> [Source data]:
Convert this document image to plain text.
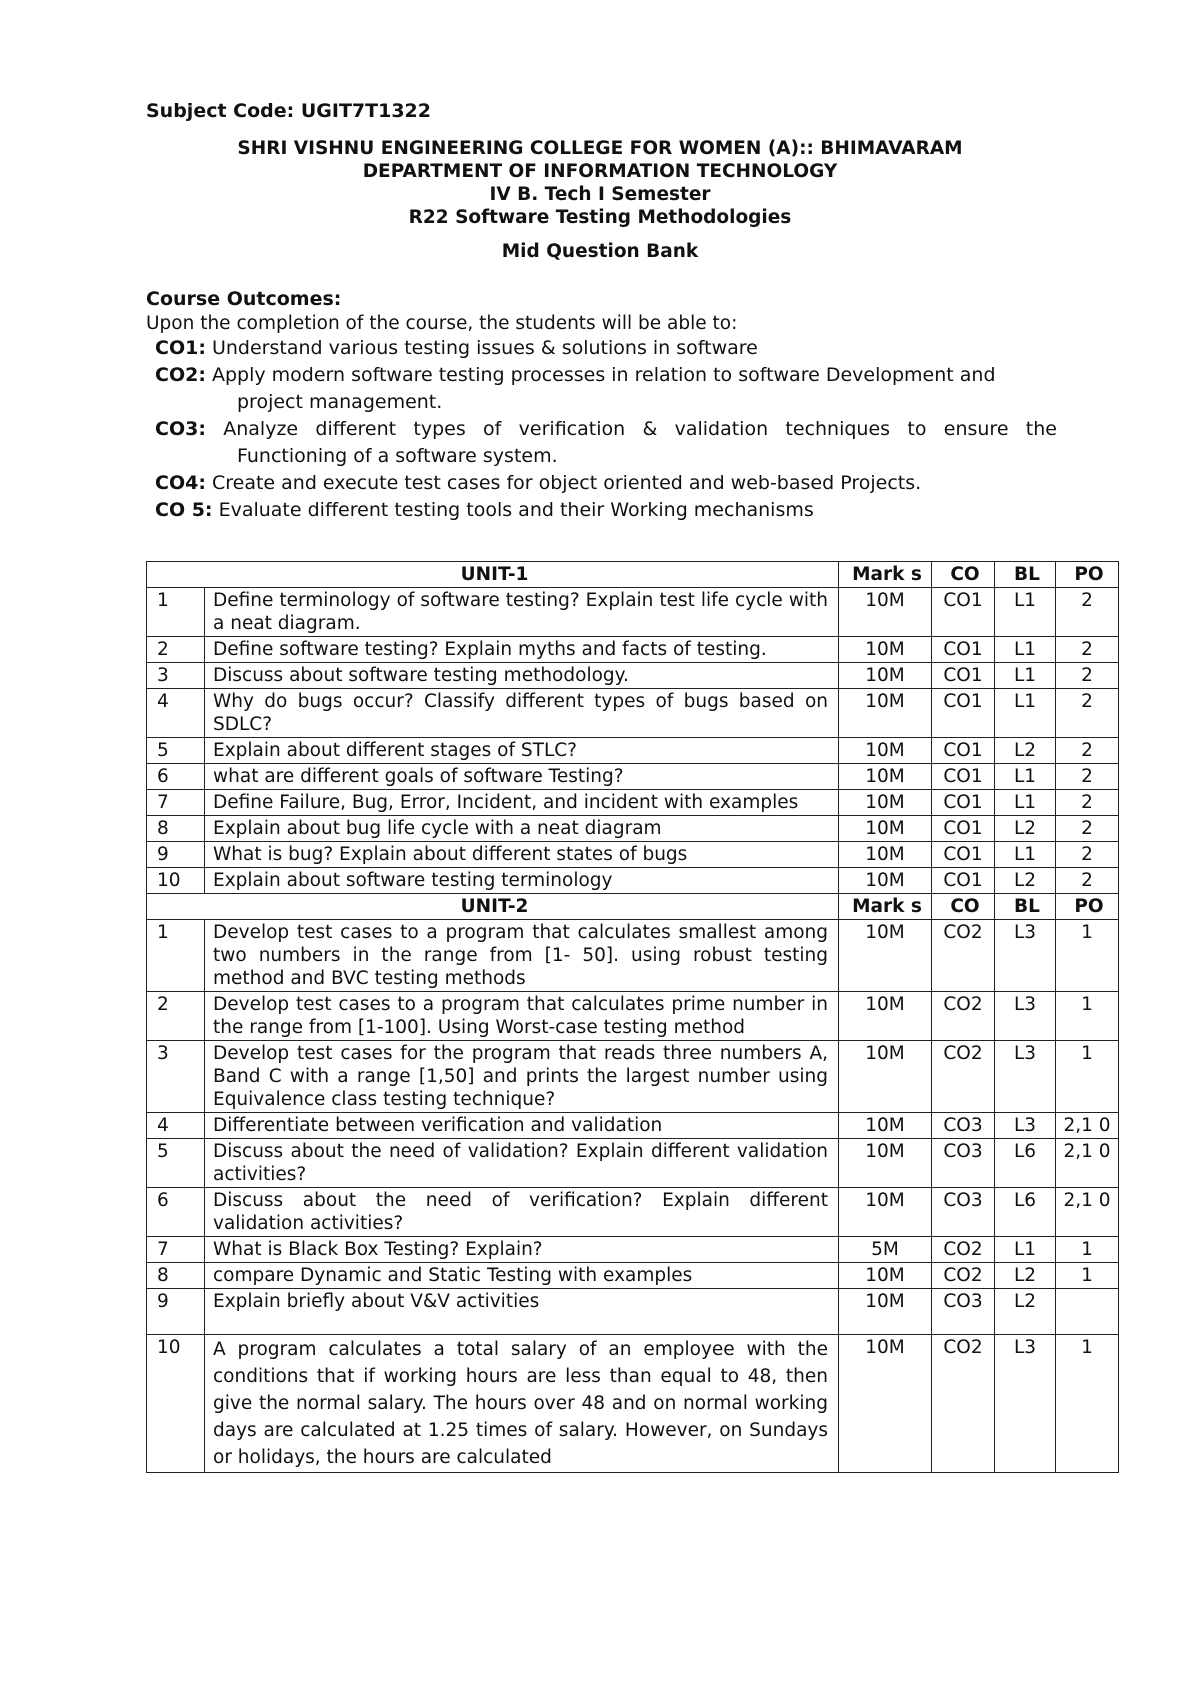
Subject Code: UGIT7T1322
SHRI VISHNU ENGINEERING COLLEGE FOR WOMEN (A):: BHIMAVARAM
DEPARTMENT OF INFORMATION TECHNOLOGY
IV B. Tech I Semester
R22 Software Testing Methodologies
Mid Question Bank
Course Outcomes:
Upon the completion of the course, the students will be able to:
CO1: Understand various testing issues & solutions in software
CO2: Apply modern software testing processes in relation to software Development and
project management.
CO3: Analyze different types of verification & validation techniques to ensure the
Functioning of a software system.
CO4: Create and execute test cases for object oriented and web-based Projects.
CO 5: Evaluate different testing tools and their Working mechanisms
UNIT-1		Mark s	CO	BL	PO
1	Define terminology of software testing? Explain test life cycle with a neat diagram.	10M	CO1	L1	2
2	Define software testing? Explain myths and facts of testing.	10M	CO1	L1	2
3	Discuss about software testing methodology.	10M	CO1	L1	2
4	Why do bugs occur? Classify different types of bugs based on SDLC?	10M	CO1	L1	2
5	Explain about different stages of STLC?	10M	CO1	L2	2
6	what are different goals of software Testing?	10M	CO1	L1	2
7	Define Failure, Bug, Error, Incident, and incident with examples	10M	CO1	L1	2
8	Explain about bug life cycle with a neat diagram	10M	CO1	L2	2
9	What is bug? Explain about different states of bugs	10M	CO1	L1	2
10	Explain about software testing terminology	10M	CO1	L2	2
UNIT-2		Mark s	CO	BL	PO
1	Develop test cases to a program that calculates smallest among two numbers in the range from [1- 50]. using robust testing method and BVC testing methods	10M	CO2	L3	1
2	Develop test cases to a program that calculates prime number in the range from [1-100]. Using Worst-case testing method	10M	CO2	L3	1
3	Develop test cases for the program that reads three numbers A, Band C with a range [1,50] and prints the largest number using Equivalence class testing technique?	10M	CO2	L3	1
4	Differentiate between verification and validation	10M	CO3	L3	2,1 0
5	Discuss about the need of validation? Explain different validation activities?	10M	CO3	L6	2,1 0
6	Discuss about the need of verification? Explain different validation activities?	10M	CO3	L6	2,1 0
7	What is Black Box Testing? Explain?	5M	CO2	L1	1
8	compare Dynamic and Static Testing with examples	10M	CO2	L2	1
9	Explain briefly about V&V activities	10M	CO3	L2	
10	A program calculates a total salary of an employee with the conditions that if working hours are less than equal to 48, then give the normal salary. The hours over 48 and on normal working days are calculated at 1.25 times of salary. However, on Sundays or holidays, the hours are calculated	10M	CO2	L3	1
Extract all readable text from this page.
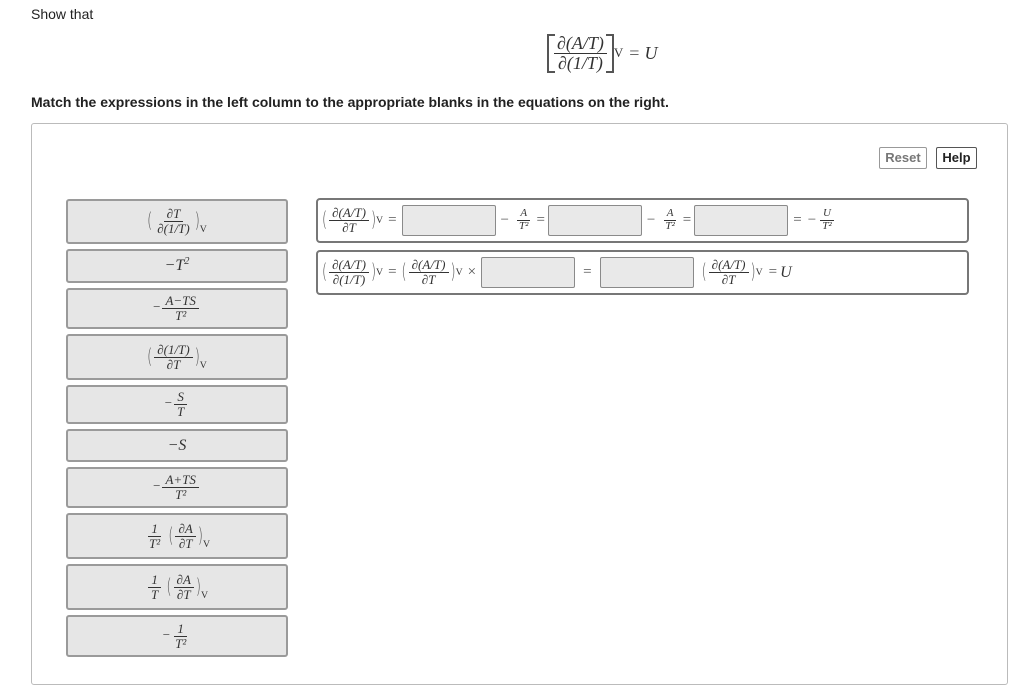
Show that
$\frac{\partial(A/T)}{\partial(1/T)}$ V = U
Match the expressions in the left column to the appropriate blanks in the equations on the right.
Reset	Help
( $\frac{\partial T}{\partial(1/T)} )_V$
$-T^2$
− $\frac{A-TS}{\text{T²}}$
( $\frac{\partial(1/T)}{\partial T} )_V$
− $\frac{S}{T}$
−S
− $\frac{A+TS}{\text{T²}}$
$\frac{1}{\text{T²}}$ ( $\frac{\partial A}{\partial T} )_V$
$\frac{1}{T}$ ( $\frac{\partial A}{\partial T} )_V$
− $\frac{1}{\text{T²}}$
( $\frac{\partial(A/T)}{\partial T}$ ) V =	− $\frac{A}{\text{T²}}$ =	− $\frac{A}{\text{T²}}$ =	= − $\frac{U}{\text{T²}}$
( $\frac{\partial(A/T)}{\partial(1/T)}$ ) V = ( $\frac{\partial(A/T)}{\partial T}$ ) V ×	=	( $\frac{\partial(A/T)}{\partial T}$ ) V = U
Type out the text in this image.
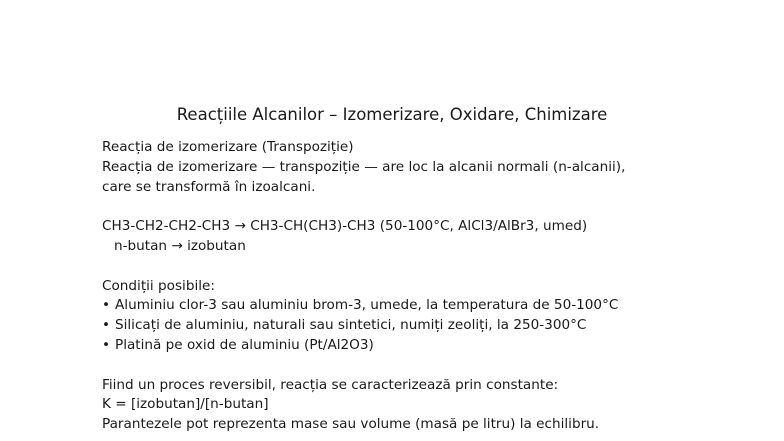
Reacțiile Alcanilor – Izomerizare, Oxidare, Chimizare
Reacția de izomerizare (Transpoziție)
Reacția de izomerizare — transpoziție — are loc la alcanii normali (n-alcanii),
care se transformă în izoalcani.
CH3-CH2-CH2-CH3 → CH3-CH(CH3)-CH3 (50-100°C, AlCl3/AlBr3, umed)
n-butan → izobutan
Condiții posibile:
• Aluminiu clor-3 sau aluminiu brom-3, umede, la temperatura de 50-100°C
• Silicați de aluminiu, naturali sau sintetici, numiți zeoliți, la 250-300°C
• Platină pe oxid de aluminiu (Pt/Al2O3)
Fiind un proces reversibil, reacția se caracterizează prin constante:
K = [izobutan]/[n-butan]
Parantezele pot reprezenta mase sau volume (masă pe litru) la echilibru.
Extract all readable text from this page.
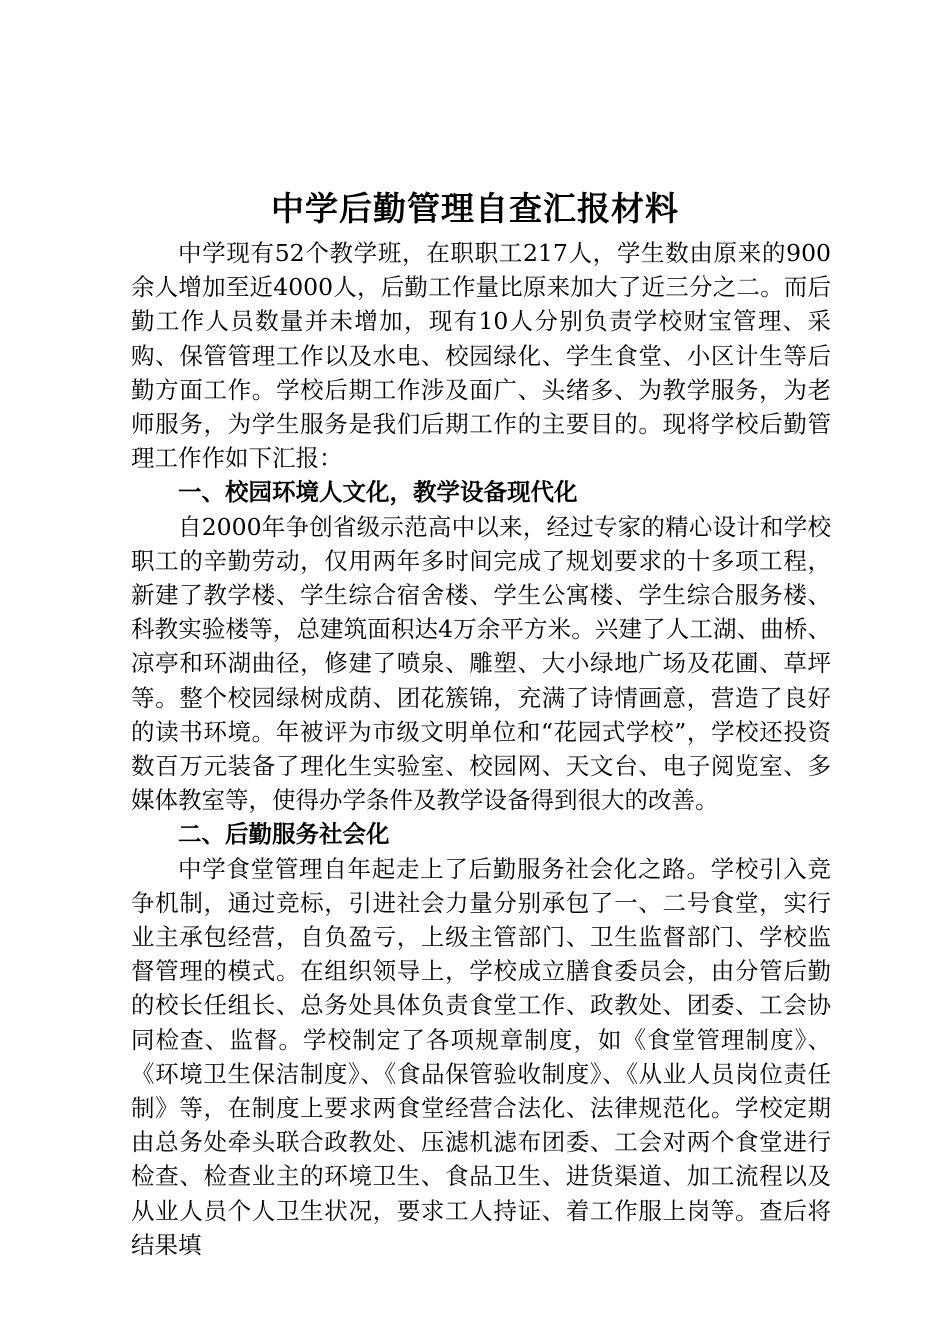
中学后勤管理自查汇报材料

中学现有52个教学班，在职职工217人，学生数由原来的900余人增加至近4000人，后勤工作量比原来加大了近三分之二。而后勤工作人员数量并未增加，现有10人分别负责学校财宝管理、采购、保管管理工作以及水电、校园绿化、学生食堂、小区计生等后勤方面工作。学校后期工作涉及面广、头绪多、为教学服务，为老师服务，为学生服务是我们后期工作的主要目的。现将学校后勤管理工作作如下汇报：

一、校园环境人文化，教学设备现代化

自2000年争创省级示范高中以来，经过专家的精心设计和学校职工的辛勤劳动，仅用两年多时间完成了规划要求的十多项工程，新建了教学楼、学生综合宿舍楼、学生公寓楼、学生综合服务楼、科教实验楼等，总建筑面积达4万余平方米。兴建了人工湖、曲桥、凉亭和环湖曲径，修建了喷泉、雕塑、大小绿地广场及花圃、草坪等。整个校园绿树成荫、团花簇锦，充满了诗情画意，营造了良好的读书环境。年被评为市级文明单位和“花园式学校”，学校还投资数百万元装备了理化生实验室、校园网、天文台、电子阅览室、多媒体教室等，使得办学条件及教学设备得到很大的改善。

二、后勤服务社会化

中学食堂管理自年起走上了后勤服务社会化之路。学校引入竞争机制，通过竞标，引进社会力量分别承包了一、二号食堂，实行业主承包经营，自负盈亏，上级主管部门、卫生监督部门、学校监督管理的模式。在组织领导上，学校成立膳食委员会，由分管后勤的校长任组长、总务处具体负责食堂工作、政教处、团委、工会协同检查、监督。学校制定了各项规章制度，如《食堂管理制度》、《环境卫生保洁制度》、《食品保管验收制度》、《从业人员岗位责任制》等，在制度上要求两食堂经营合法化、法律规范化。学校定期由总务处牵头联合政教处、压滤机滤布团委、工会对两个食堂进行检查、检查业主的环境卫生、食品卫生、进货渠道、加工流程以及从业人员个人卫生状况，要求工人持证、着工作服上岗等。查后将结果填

> [Exercise requirements]:
Reproduce the listing word for word and omit its pictures.

> [Correct output]:
Convert this document image to plain text.
Subject Code: UGIT7T1322
SHRI VISHNU ENGINEERING COLLEGE FOR WOMEN (A):: BHIMAVARAM
DEPARTMENT OF INFORMATION TECHNOLOGY
IV B. Tech I Semester
R22 Software Testing Methodologies
Mid Question Bank
Course Outcomes:
Upon the completion of the course, the students will be able to:
CO1: Understand various testing issues & solutions in software
CO2: Apply modern software testing processes in relation to software Development and
project management.
CO3: Analyze different types of verification & validation techniques to ensure the
Functioning of a software system.
CO4: Create and execute test cases for object oriented and web-based Projects.
CO 5: Evaluate different testing tools and their Working mechanisms
UNIT-1		Mark s	CO	BL	PO
1	Define terminology of software testing? Explain test life cycle with a neat diagram.	10M	CO1	L1	2
2	Define software testing? Explain myths and facts of testing.	10M	CO1	L1	2
3	Discuss about software testing methodology.	10M	CO1	L1	2
4	Why do bugs occur? Classify different types of bugs based on SDLC?	10M	CO1	L1	2
5	Explain about different stages of STLC?	10M	CO1	L2	2
6	what are different goals of software Testing?	10M	CO1	L1	2
7	Define Failure, Bug, Error, Incident, and incident with examples	10M	CO1	L1	2
8	Explain about bug life cycle with a neat diagram	10M	CO1	L2	2
9	What is bug? Explain about different states of bugs	10M	CO1	L1	2
10	Explain about software testing terminology	10M	CO1	L2	2
UNIT-2		Mark s	CO	BL	PO
1	Develop test cases to a program that calculates smallest among two numbers in the range from [1- 50]. using robust testing method and BVC testing methods	10M	CO2	L3	1
2	Develop test cases to a program that calculates prime number in the range from [1-100]. Using Worst-case testing method	10M	CO2	L3	1
3	Develop test cases for the program that reads three numbers A, Band C with a range [1,50] and prints the largest number using Equivalence class testing technique?	10M	CO2	L3	1
4	Differentiate between verification and validation	10M	CO3	L3	2,1 0
5	Discuss about the need of validation? Explain different validation activities?	10M	CO3	L6	2,1 0
6	Discuss about the need of verification? Explain different validation activities?	10M	CO3	L6	2,1 0
7	What is Black Box Testing? Explain?	5M	CO2	L1	1
8	compare Dynamic and Static Testing with examples	10M	CO2	L2	1
9	Explain briefly about V&V activities	10M	CO3	L2	
10	A program calculates a total salary of an employee with the conditions that if working hours are less than equal to 48, then give the normal salary. The hours over 48 and on normal working days are calculated at 1.25 times of salary. However, on Sundays or holidays, the hours are calculated	10M	CO2	L3	1
Extract all readable text from this page.
Show that
$\frac{\partial(A/T)}{\partial(1/T)}$ V = U
Match the expressions in the left column to the appropriate blanks in the equations on the right.
Reset	Help
( $\frac{\partial T}{\partial(1/T)} )_V$
$-T^2$
− $\frac{A-TS}{\text{T²}}$
( $\frac{\partial(1/T)}{\partial T} )_V$
− $\frac{S}{T}$
−S
− $\frac{A+TS}{\text{T²}}$
$\frac{1}{\text{T²}}$ ( $\frac{\partial A}{\partial T} )_V$
$\frac{1}{T}$ ( $\frac{\partial A}{\partial T} )_V$
− $\frac{1}{\text{T²}}$
( $\frac{\partial(A/T)}{\partial T}$ ) V =	− $\frac{A}{\text{T²}}$ =	− $\frac{A}{\text{T²}}$ =	= − $\frac{U}{\text{T²}}$
( $\frac{\partial(A/T)}{\partial(1/T)}$ ) V = ( $\frac{\partial(A/T)}{\partial T}$ ) V ×	=	( $\frac{\partial(A/T)}{\partial T}$ ) V = U
Type out the text in this image.
Reacțiile Alcanilor – Izomerizare, Oxidare, Chimizare
Reacția de izomerizare (Transpoziție)
Reacția de izomerizare — transpoziție — are loc la alcanii normali (n-alcanii),
care se transformă în izoalcani.
CH3-CH2-CH2-CH3 → CH3-CH(CH3)-CH3 (50-100°C, AlCl3/AlBr3, umed)
n-butan → izobutan
Condiții posibile:
• Aluminiu clor-3 sau aluminiu brom-3, umede, la temperatura de 50-100°C
• Silicați de aluminiu, naturali sau sintetici, numiți zeoliți, la 250-300°C
• Platină pe oxid de aluminiu (Pt/Al2O3)
Fiind un proces reversibil, reacția se caracterizează prin constante:
K = [izobutan]/[n-butan]
Parantezele pot reprezenta mase sau volume (masă pe litru) la echilibru.
Extract all readable text from this page.
中学后勤管理自查汇报材料

中学现有52个教学班，在职职工217人，学生数由原来的900余人增加至近4000人，后勤工作量比原来加大了近三分之二。而后勤工作人员数量并未增加，现有10人分别负责学校财宝管理、采购、保管管理工作以及水电、校园绿化、学生食堂、小区计生等后勤方面工作。学校后期工作涉及面广、头绪多、为教学服务，为老师服务，为学生服务是我们后期工作的主要目的。现将学校后勤管理工作作如下汇报：

一、校园环境人文化，教学设备现代化

自2000年争创省级示范高中以来，经过专家的精心设计和学校职工的辛勤劳动，仅用两年多时间完成了规划要求的十多项工程，新建了教学楼、学生综合宿舍楼、学生公寓楼、学生综合服务楼、科教实验楼等，总建筑面积达4万余平方米。兴建了人工湖、曲桥、凉亭和环湖曲径，修建了喷泉、雕塑、大小绿地广场及花圃、草坪等。整个校园绿树成荫、团花簇锦，充满了诗情画意，营造了良好的读书环境。年被评为市级文明单位和“花园式学校”，学校还投资数百万元装备了理化生实验室、校园网、天文台、电子阅览室、多媒体教室等，使得办学条件及教学设备得到很大的改善。

二、后勤服务社会化

中学食堂管理自年起走上了后勤服务社会化之路。学校引入竞争机制，通过竞标，引进社会力量分别承包了一、二号食堂，实行业主承包经营，自负盈亏，上级主管部门、卫生监督部门、学校监督管理的模式。在组织领导上，学校成立膳食委员会，由分管后勤的校长任组长、总务处具体负责食堂工作、政教处、团委、工会协同检查、监督。学校制定了各项规章制度，如《食堂管理制度》、《环境卫生保洁制度》、《食品保管验收制度》、《从业人员岗位责任制》等，在制度上要求两食堂经营合法化、法律规范化。学校定期由总务处牵头联合政教处、压滤机滤布团委、工会对两个食堂进行检查、检查业主的环境卫生、食品卫生、进货渠道、加工流程以及从业人员个人卫生状况，要求工人持证、着工作服上岗等。查后将结果填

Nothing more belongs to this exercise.